#### Data rows
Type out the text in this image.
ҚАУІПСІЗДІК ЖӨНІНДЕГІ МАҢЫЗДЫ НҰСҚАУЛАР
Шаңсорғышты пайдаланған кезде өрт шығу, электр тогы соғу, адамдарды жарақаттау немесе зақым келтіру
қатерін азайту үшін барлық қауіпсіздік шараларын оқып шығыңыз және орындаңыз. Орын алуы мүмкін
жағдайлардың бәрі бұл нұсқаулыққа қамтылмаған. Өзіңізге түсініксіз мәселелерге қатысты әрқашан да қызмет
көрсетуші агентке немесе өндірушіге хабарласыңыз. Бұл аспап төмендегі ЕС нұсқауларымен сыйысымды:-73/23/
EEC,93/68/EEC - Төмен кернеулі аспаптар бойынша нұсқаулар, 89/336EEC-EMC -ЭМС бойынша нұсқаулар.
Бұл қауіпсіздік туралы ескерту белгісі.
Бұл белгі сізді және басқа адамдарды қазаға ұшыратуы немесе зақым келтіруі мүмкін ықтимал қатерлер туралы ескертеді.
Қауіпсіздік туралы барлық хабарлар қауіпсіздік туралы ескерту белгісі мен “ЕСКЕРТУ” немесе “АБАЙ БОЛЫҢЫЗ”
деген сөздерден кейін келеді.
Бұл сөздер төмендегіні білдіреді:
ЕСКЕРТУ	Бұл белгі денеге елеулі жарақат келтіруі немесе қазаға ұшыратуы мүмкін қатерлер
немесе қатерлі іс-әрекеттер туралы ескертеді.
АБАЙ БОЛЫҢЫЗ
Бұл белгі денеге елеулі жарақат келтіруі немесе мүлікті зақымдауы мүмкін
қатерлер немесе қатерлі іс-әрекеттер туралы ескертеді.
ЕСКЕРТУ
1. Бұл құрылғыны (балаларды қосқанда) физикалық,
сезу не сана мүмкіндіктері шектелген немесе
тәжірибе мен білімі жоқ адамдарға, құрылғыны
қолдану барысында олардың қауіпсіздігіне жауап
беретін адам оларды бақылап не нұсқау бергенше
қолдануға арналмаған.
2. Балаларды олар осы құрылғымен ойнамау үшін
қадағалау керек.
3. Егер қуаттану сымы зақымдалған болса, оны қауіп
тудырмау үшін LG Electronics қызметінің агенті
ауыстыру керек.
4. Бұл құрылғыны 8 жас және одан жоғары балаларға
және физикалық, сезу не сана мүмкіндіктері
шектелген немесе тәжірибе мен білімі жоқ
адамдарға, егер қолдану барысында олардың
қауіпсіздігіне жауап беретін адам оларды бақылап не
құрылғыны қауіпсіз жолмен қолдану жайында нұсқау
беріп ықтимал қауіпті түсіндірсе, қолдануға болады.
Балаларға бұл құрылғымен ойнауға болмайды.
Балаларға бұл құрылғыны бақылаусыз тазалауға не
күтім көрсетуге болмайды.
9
########
#### Data rows
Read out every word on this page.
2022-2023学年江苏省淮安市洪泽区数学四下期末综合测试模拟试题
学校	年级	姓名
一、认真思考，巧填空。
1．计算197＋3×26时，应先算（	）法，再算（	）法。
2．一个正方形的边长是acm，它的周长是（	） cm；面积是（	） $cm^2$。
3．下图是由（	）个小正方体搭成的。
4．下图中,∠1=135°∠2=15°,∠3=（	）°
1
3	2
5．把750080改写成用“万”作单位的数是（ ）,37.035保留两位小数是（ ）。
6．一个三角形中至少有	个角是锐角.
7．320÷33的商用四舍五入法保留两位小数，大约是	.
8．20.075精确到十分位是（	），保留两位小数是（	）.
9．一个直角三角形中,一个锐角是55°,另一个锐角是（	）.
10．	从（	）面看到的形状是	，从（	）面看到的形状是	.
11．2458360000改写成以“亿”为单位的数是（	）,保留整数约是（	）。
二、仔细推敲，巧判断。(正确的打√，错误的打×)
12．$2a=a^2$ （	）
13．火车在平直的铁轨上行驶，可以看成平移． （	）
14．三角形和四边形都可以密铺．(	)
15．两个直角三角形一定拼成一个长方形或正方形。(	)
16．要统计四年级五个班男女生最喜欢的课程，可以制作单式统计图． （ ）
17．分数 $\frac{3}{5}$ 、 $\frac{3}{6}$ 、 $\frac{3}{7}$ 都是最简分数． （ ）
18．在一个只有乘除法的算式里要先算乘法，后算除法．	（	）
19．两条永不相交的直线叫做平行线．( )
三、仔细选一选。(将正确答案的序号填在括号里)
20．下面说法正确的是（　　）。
########
*What you are asked to do*. Find the word "білімі" in the records and pull out each line that has it.

*Output*.
тәжірибе мен білімі жоқ адамдарға, құрылғыны
шектелген немесе тәжірибе мен білімі жоқ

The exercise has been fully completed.